### Work to be completed
Pull out each line of the data that includes the word "Ruptures".

### Supplied records
* start *

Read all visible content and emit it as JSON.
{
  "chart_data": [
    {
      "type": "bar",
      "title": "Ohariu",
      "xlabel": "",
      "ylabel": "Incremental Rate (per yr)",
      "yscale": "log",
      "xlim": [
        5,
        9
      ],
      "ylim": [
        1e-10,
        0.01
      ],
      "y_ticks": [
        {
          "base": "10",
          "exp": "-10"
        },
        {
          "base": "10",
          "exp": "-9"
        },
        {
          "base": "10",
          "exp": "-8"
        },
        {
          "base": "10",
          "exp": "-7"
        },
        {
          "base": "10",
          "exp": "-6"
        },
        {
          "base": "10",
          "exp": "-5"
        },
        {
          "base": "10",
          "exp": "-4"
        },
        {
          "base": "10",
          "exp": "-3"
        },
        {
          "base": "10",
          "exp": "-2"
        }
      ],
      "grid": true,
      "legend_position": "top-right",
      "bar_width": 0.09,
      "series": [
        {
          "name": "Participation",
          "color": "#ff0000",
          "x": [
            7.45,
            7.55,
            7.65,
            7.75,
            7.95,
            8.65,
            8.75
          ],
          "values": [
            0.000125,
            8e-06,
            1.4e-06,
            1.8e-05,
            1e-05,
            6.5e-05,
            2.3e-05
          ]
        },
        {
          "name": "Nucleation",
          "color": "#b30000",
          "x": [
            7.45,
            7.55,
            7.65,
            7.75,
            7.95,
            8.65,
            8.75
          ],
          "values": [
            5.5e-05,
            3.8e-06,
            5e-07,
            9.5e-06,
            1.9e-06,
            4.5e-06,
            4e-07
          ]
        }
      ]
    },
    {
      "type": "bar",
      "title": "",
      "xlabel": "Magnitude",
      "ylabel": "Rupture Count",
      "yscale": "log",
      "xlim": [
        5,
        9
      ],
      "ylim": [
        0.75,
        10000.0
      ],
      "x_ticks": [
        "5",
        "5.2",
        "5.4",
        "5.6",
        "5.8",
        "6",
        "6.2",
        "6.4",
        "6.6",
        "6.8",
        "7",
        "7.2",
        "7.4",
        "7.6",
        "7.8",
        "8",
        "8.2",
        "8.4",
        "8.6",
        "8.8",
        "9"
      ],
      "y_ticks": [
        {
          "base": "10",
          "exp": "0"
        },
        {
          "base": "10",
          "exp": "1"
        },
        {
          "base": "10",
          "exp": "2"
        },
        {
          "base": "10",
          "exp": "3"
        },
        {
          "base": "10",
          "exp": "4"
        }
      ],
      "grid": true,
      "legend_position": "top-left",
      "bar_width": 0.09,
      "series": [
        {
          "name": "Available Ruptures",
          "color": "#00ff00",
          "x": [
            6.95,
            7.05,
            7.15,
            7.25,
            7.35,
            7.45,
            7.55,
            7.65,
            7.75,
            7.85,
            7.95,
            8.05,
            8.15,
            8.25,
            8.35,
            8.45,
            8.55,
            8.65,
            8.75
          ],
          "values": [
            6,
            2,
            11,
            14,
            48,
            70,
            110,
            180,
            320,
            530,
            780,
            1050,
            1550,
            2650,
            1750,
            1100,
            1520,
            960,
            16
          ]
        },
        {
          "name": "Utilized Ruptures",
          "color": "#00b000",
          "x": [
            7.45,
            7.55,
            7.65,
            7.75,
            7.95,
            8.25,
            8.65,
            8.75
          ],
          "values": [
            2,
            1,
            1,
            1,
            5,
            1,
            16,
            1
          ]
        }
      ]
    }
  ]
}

* end *

### Reply
          "name": "Available Ruptures",
          "name": "Utilized Ruptures",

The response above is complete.